• [Exercise details]: Of the lines in the entries below, state how many hold the word "this". Say nothing else.

[Begin Data supplied]

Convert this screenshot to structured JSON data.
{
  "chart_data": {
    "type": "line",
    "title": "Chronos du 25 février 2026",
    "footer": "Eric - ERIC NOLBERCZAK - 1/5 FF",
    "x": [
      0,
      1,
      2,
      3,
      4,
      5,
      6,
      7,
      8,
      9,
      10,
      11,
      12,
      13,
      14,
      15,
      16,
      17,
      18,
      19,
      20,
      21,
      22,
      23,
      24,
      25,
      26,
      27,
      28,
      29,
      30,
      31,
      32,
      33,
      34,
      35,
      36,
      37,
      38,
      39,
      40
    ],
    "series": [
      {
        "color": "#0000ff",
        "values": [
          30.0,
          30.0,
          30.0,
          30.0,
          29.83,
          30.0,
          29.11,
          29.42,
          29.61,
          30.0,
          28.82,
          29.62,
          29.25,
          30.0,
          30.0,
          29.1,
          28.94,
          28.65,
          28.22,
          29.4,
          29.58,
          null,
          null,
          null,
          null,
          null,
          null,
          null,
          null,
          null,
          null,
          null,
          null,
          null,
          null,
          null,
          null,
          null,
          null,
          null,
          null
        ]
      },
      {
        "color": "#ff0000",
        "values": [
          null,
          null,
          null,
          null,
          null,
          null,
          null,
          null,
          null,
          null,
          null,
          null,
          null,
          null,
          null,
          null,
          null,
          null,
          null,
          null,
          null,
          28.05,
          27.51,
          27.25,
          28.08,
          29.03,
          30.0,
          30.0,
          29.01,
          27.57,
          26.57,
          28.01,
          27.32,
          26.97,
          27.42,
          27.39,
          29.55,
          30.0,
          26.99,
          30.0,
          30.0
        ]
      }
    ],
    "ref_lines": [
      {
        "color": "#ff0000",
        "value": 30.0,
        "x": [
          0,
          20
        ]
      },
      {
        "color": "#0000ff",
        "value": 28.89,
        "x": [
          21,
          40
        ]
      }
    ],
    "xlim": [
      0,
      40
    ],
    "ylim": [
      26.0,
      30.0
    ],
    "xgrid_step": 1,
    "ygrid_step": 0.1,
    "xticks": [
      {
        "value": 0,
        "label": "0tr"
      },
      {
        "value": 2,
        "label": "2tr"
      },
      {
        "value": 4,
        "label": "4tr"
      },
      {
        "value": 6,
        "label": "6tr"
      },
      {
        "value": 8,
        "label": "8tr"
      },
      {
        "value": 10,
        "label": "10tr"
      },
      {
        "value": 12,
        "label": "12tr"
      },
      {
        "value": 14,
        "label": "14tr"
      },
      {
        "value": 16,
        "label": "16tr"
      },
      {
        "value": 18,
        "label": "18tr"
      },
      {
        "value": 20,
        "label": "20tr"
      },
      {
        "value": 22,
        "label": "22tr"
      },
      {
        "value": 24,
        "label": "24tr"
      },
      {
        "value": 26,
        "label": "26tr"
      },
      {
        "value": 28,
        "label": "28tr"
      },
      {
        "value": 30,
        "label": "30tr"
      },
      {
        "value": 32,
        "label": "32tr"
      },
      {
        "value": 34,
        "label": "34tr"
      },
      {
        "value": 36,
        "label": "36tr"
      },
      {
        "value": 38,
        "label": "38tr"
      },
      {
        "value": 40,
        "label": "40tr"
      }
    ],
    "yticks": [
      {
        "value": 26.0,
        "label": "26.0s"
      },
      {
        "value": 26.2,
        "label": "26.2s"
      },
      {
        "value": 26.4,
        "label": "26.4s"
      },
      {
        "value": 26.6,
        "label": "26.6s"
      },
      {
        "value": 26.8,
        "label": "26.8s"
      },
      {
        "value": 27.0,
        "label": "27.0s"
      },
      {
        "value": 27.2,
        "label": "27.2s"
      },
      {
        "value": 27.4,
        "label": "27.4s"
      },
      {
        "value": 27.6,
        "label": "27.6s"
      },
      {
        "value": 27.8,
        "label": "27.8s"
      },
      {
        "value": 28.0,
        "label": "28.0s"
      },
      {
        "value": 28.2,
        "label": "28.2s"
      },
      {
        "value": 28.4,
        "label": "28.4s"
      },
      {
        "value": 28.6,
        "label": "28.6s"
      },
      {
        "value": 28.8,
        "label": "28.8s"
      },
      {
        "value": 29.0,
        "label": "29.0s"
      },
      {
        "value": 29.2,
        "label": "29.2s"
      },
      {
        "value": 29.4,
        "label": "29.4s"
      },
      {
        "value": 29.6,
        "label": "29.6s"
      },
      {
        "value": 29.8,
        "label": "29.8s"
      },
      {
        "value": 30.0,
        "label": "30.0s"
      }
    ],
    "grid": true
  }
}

[End Data supplied]
[Begin Data supplied]

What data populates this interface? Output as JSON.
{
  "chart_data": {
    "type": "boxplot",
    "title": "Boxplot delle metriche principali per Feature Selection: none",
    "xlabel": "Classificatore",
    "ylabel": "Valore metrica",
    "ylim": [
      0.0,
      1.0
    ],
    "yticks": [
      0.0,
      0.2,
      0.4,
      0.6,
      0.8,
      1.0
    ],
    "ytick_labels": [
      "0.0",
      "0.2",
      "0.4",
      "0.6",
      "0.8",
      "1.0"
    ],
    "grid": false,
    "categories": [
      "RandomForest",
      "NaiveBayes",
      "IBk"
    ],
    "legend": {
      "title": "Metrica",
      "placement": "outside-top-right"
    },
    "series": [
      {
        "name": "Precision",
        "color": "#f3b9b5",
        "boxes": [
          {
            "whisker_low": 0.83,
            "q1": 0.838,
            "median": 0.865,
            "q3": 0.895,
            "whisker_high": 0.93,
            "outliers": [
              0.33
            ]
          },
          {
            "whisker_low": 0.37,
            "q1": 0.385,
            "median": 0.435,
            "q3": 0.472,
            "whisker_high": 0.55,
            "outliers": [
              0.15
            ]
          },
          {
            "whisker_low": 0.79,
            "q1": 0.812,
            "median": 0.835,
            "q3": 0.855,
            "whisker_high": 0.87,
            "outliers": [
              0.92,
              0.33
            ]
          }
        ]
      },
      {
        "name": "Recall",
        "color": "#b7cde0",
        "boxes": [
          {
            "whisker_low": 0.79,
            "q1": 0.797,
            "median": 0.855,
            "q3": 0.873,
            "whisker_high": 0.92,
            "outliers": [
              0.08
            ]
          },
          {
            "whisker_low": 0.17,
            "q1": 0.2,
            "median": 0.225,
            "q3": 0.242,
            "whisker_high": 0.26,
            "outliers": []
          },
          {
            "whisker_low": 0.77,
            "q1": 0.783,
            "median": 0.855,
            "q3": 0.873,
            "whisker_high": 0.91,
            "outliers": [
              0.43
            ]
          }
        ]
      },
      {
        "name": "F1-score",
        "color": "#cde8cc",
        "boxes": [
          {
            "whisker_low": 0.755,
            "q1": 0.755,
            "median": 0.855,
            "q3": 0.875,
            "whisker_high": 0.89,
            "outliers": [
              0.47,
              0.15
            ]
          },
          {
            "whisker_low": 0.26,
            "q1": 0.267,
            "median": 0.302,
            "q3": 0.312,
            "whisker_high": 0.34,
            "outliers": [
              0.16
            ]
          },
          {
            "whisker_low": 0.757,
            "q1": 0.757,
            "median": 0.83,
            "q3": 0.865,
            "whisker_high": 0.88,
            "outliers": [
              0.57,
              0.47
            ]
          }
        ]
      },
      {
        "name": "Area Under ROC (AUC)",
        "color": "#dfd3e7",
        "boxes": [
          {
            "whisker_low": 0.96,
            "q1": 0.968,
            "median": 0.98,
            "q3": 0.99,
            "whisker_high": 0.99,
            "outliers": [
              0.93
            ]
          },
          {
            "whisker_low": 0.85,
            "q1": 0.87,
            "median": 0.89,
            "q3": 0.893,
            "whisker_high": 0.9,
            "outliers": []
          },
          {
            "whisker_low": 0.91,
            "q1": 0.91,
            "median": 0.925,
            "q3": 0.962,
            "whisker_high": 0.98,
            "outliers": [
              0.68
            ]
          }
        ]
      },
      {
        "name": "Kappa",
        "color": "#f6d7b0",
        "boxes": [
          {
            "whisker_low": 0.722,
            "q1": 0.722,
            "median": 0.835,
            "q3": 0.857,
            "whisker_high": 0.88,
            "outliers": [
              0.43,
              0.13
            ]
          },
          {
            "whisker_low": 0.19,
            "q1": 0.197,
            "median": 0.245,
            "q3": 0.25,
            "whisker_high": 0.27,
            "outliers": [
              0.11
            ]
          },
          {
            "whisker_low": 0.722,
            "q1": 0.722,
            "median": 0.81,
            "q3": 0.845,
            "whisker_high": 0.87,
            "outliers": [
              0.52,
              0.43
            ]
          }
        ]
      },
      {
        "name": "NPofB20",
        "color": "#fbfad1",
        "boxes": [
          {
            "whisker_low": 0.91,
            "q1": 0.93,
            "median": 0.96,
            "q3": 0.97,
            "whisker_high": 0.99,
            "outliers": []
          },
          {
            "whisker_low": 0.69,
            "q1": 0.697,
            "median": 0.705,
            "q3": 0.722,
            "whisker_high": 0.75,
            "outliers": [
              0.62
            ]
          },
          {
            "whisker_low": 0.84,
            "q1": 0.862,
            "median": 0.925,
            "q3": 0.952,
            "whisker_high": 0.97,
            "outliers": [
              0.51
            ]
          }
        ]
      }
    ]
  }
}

[End Data supplied]

• [Complete output]: 2